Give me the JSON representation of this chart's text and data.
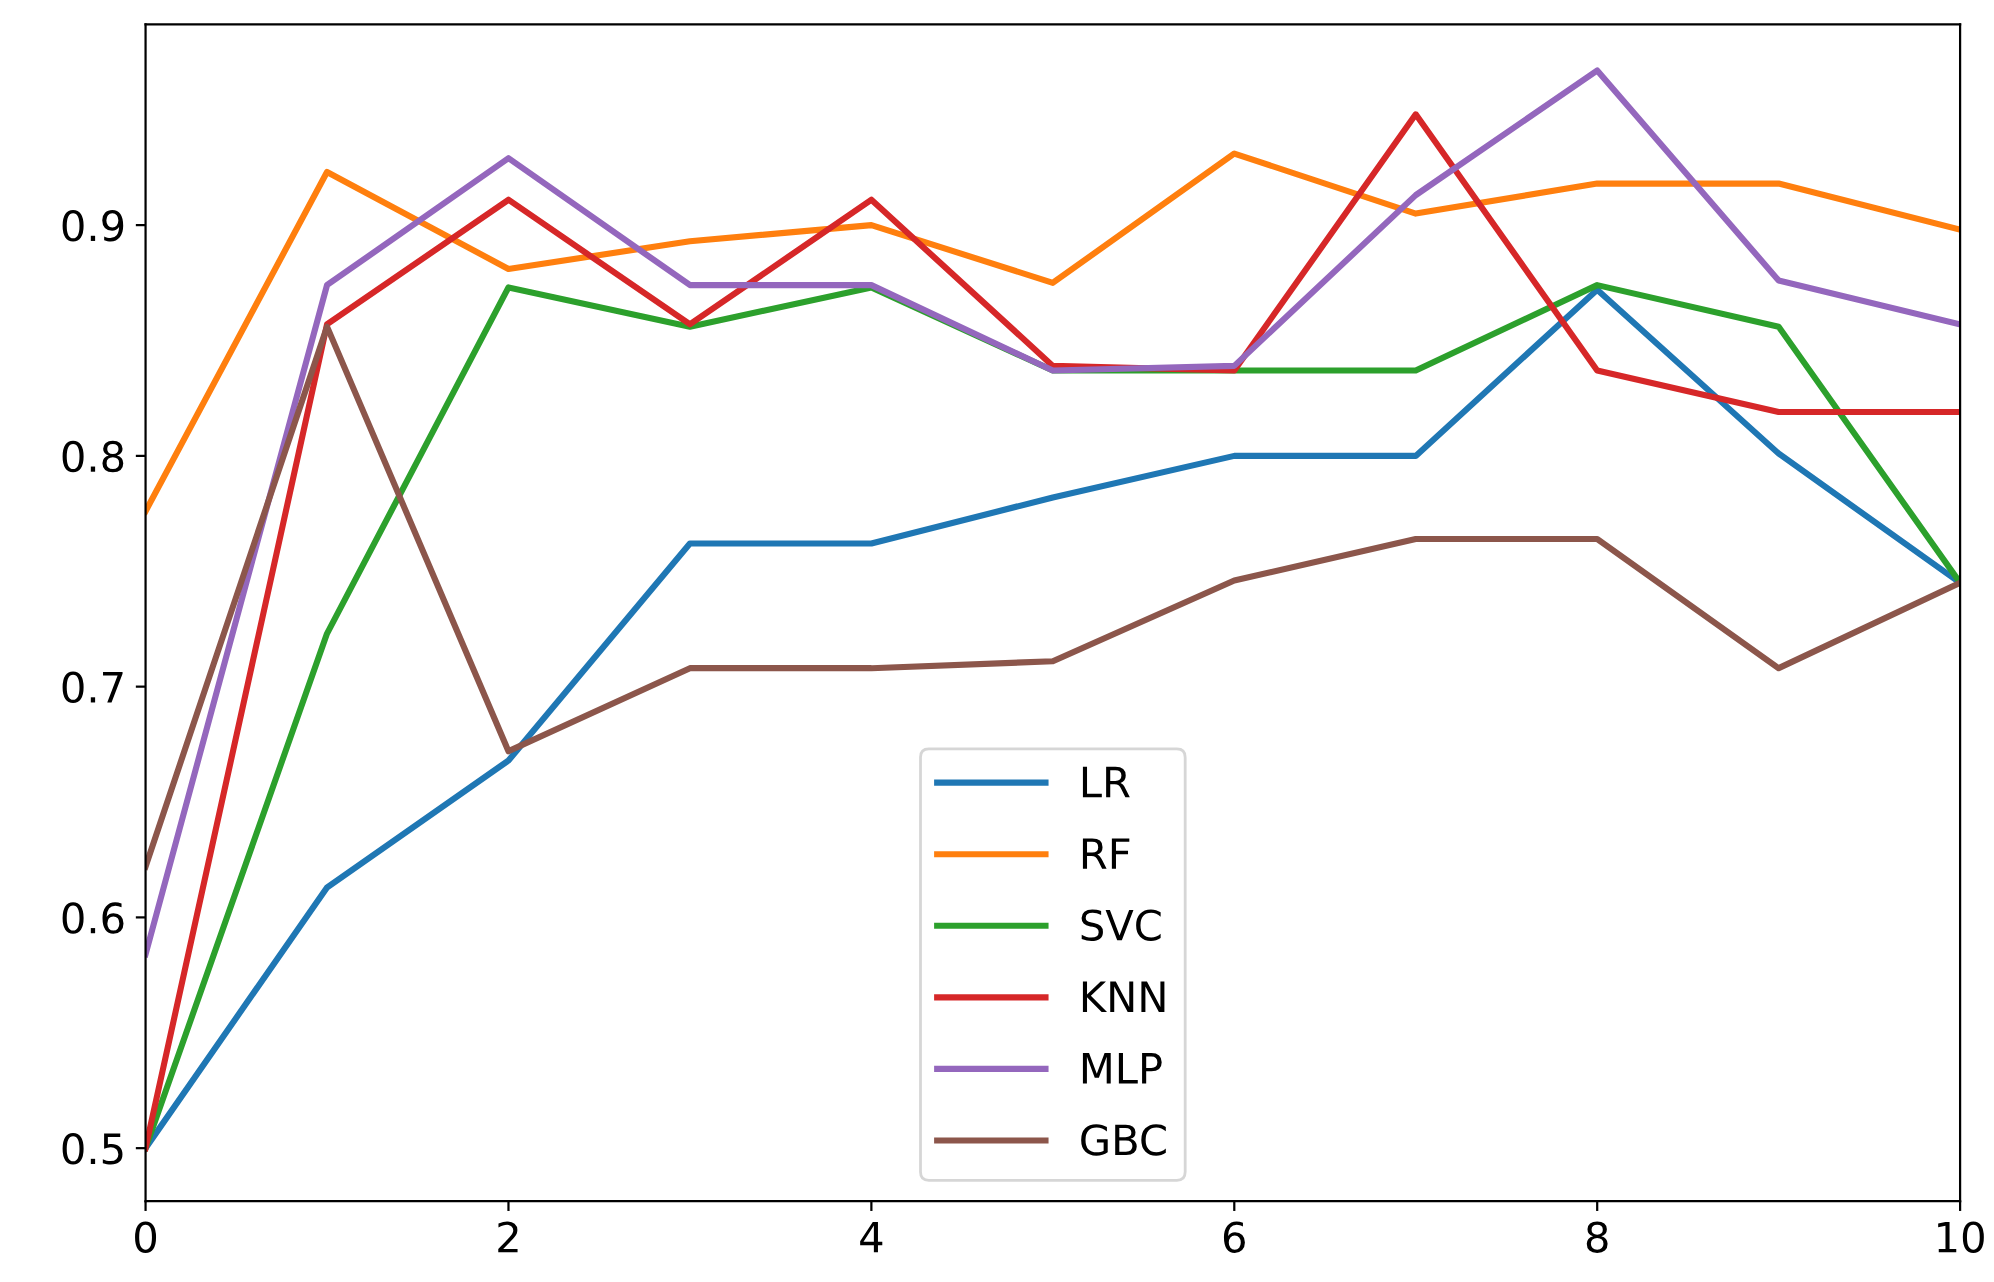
{
  "chart_data": {
    "type": "line",
    "x": [
      0,
      1,
      2,
      3,
      4,
      5,
      6,
      7,
      8,
      9,
      10
    ],
    "series": [
      {
        "name": "LR",
        "color": "#1f77b4",
        "values": [
          0.5,
          0.613,
          0.668,
          0.762,
          0.762,
          0.782,
          0.8,
          0.8,
          0.872,
          0.801,
          0.745
        ]
      },
      {
        "name": "RF",
        "color": "#ff7f0e",
        "values": [
          0.776,
          0.923,
          0.881,
          0.893,
          0.9,
          0.875,
          0.931,
          0.905,
          0.918,
          0.918,
          0.898
        ]
      },
      {
        "name": "SVC",
        "color": "#2ca02c",
        "values": [
          0.5,
          0.723,
          0.873,
          0.856,
          0.873,
          0.837,
          0.837,
          0.837,
          0.874,
          0.856,
          0.745
        ]
      },
      {
        "name": "KNN",
        "color": "#d62728",
        "values": [
          0.5,
          0.857,
          0.911,
          0.857,
          0.911,
          0.839,
          0.837,
          0.948,
          0.837,
          0.819,
          0.819
        ]
      },
      {
        "name": "MLP",
        "color": "#9467bd",
        "values": [
          0.584,
          0.874,
          0.929,
          0.874,
          0.874,
          0.837,
          0.839,
          0.913,
          0.967,
          0.876,
          0.857
        ]
      },
      {
        "name": "GBC",
        "color": "#8c564b",
        "values": [
          0.622,
          0.856,
          0.672,
          0.708,
          0.708,
          0.711,
          0.746,
          0.764,
          0.764,
          0.708,
          0.745
        ]
      }
    ],
    "xlim": [
      0,
      10
    ],
    "xticks": [
      0,
      2,
      4,
      6,
      8,
      10
    ],
    "ylim": [
      0.477,
      0.987
    ],
    "yticks": [
      0.5,
      0.6,
      0.7,
      0.8,
      0.9
    ],
    "legend": "bottom",
    "grid": false,
    "marker": "none",
    "line_style": "solid"
  }
}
☆ ☆ ☆ ☆ ☆ ☆ ☆
▶ What to do: Pictures are to be left out; repeat all the remaining data exactly.

▶ Solution for this task:
Give me the JSON representation of this chart's text and data.
{
  "chart_data": {
    "type": "line",
    "x": [
      0,
      1,
      2,
      3,
      4,
      5,
      6,
      7,
      8,
      9,
      10
    ],
    "series": [
      {
        "name": "LR",
        "color": "#1f77b4",
        "values": [
          0.5,
          0.613,
          0.668,
          0.762,
          0.762,
          0.782,
          0.8,
          0.8,
          0.872,
          0.801,
          0.745
        ]
      },
      {
        "name": "RF",
        "color": "#ff7f0e",
        "values": [
          0.776,
          0.923,
          0.881,
          0.893,
          0.9,
          0.875,
          0.931,
          0.905,
          0.918,
          0.918,
          0.898
        ]
      },
      {
        "name": "SVC",
        "color": "#2ca02c",
        "values": [
          0.5,
          0.723,
          0.873,
          0.856,
          0.873,
          0.837,
          0.837,
          0.837,
          0.874,
          0.856,
          0.745
        ]
      },
      {
        "name": "KNN",
        "color": "#d62728",
        "values": [
          0.5,
          0.857,
          0.911,
          0.857,
          0.911,
          0.839,
          0.837,
          0.948,
          0.837,
          0.819,
          0.819
        ]
      },
      {
        "name": "MLP",
        "color": "#9467bd",
        "values": [
          0.584,
          0.874,
          0.929,
          0.874,
          0.874,
          0.837,
          0.839,
          0.913,
          0.967,
          0.876,
          0.857
        ]
      },
      {
        "name": "GBC",
        "color": "#8c564b",
        "values": [
          0.622,
          0.856,
          0.672,
          0.708,
          0.708,
          0.711,
          0.746,
          0.764,
          0.764,
          0.708,
          0.745
        ]
      }
    ],
    "xlim": [
      0,
      10
    ],
    "xticks": [
      0,
      2,
      4,
      6,
      8,
      10
    ],
    "ylim": [
      0.477,
      0.987
    ],
    "yticks": [
      0.5,
      0.6,
      0.7,
      0.8,
      0.9
    ],
    "legend": "bottom",
    "grid": false,
    "marker": "none",
    "line_style": "solid"
  }
}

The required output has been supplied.